Work item: In the article on work personas, reproduce word for word the passage that begins at the words "Humoring his readers" and stops after "serve your career.".

Source text:
Author and leadership coach Stanley Bing once said that to succeed in business, a person must suppress his true self.
Humoring his readers in a column for Fortune, the key, he says, is replacing one’s true self with a “functional self.” That is, if you want to keep your sanity.
Why is this talk of having a “functional self” so important? “Why can’t I just be myself?” you may ask.
Experts believe choosing one over the other at work, i.e. your work persona over your “true self”, has its own rewards.Choosing a workplace persona over our personal identity, when at work, has its own rewards.Click To Tweet
Having a work persona doesn’t mean you’re a modern version of Jekyll and Hyde. It simply means that you are making a conscious effort to hone and cultivate professional values that serve your career.
According to Dara Goldberg, founder and president of leadership development firm, Metier Consulting, forming a work persona involves determining the values that are central to who you are, and that would “work in service of how you want to be perceived and experienced by others.”
Goldberg explains that shaping your persona is a two-way process: As you determine the values that help you define yourself at the office, you also have to work on sticking to them.
Career resource Monster.com advises professionals to ask feedback from their colleagues and managers to get a feel of their “own” brand, and how people at the office perceive them.
Referencing a Bute study, Monster.com stated that some 43 percent of workers “did not know or were not sure” of how coworkers peg them. However, it said that having an idea about so will allow you to work on “sending the right messages.”
Faking it until you make it indeed holds true in the corporate world. And there’s scientific evidence out there to prove it, according to a report from CBC.ca.
A study from the University of Greenwich in London revealed that opening up to coworkers could be detrimental to you. 533 volunteers participated in the study.
Those who shared their sentiments to partners did well in terms of well being. But it’s not the case with those who relayed their woes to colleagues.
“You hear self-help gurus say that the secret of happiness is ‘being yourself’ or ‘expressing your true feelings,’ but that doesn’t seem to apply in the workplace,” says study co-author Dr. Oliver Robinson.
“In some circumstances, it may be that a polite smile or tactfully keeping quiet may be more conducive to your well-being than saying what you actually think and feel to work colleagues,” adds Robinson.
In relation to this, your willingness to participate in the rumor mill could be telling of your workplace success. Talking about other people with another colleague is seen as a gateway to the “real you.”
But your lack of participation in gossip-mongering in the office would actually be helpful in setting yourself apart from the crowd.
Is revealing your true self an entirely bad thing?
One’s ability to reveal his true self increases as he reaches a certain level of power within an organization. Money and status, according to Bing, are the primary “drivers” of the capability to reveal one’s authentic self.
Opening up too much to colleagues about your personal life, or being too available can leave you exhausted, according to this Quora discussion. Reserve the real you only for a select group of people, particularly your loved ones.
As one commenter said, people are generally just curious about you; but this doesn’t mean that they care about you. You don’t have to tell them anything, even when you feel like it or think you can trust them.
People won’t be able to resist talking about you when you’re not around. That’s true, even when you just happen to pop up in the conversation.
We are called professionals, at work, for a reason.

(Recorded data)
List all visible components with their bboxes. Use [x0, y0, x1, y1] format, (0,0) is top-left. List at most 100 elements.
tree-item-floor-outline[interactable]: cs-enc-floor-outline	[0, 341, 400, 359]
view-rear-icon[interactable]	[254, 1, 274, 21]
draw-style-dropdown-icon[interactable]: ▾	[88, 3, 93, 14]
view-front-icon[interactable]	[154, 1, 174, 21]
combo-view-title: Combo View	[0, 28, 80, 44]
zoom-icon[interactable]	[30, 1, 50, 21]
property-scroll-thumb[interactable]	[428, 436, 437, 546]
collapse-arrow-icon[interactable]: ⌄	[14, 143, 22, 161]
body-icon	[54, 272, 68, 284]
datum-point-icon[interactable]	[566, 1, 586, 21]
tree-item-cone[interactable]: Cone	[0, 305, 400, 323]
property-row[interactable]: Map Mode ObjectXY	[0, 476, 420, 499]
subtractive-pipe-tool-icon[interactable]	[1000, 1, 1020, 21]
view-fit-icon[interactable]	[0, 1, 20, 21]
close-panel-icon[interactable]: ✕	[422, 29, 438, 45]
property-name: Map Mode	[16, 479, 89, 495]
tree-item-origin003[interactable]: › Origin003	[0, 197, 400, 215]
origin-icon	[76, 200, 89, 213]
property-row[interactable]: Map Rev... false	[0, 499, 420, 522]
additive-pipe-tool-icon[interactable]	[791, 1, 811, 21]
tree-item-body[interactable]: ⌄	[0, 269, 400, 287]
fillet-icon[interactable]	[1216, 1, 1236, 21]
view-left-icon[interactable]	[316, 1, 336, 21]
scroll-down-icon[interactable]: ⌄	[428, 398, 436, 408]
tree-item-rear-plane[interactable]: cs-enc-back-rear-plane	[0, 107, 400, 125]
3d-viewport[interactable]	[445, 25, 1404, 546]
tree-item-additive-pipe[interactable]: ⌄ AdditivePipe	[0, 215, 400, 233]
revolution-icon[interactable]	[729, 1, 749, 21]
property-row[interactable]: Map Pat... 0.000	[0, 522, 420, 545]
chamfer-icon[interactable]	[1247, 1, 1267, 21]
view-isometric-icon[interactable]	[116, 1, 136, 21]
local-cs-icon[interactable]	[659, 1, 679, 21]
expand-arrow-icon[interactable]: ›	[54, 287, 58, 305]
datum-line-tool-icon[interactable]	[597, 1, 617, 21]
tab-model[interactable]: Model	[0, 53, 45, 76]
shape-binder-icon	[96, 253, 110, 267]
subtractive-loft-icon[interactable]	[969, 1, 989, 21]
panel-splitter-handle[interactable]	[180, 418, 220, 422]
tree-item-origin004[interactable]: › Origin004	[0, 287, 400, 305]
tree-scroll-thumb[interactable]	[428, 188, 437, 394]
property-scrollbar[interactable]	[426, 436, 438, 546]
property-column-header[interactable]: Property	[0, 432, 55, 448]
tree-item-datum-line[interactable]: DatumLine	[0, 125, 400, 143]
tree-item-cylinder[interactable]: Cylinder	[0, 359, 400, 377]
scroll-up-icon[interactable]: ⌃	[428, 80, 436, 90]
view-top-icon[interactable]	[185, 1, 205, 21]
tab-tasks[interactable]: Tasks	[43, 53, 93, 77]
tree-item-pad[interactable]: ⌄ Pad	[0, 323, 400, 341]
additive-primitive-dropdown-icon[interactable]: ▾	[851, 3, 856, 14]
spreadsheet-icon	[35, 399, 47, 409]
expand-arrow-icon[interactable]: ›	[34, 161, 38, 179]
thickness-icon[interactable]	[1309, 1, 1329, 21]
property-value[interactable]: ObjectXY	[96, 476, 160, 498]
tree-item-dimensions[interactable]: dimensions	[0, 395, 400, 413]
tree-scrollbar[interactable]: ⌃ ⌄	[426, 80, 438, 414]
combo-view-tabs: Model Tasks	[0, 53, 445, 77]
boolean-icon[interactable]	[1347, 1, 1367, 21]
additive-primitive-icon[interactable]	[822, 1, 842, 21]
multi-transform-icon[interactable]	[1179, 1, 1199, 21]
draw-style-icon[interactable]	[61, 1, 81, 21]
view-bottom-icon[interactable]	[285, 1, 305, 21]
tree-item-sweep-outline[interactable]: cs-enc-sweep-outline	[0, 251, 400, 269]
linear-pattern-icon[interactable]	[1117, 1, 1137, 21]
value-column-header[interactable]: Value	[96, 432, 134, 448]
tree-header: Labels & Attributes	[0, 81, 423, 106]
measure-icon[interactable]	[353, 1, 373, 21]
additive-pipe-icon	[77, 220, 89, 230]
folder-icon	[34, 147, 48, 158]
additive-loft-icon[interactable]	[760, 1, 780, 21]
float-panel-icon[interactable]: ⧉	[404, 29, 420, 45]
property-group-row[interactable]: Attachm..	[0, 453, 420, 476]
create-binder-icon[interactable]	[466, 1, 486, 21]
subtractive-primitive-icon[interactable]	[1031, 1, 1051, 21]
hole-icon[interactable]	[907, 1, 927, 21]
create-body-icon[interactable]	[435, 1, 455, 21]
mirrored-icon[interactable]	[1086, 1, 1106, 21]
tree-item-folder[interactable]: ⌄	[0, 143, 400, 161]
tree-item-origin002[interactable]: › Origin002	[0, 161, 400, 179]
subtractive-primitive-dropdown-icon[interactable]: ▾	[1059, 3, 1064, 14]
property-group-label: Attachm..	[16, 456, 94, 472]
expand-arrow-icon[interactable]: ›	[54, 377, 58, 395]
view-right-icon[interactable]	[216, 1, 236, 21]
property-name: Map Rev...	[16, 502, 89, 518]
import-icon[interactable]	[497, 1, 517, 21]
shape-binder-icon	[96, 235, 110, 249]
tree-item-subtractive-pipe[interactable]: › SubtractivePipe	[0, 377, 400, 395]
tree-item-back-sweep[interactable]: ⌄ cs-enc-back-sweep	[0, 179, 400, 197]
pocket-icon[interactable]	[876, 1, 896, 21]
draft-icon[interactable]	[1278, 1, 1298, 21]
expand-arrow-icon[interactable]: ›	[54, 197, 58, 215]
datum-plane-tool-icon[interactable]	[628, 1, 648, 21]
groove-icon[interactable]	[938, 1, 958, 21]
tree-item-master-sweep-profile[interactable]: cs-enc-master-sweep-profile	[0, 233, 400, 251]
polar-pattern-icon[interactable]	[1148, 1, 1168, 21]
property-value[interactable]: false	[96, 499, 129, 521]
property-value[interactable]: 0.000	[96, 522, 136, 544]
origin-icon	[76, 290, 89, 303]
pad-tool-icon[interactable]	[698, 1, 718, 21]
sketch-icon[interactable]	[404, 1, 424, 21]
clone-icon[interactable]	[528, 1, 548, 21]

Completed task:
Humoring his readers in a column for Fortune, the key, he says, is replacing one’s true self with a “functional self.” That is, if you want to keep your sanity.
Why is this talk of having a “functional self” so important? “Why can’t I just be myself?” you may ask.
Experts believe choosing one over the other at work, i.e. your work persona over your “true self”, has its own rewards.Choosing a workplace persona over our personal identity, when at work, has its own rewards.Click To Tweet
Having a work persona doesn’t mean you’re a modern version of Jekyll and Hyde. It simply means that you are making a conscious effort to hone and cultivate professional values that serve your career.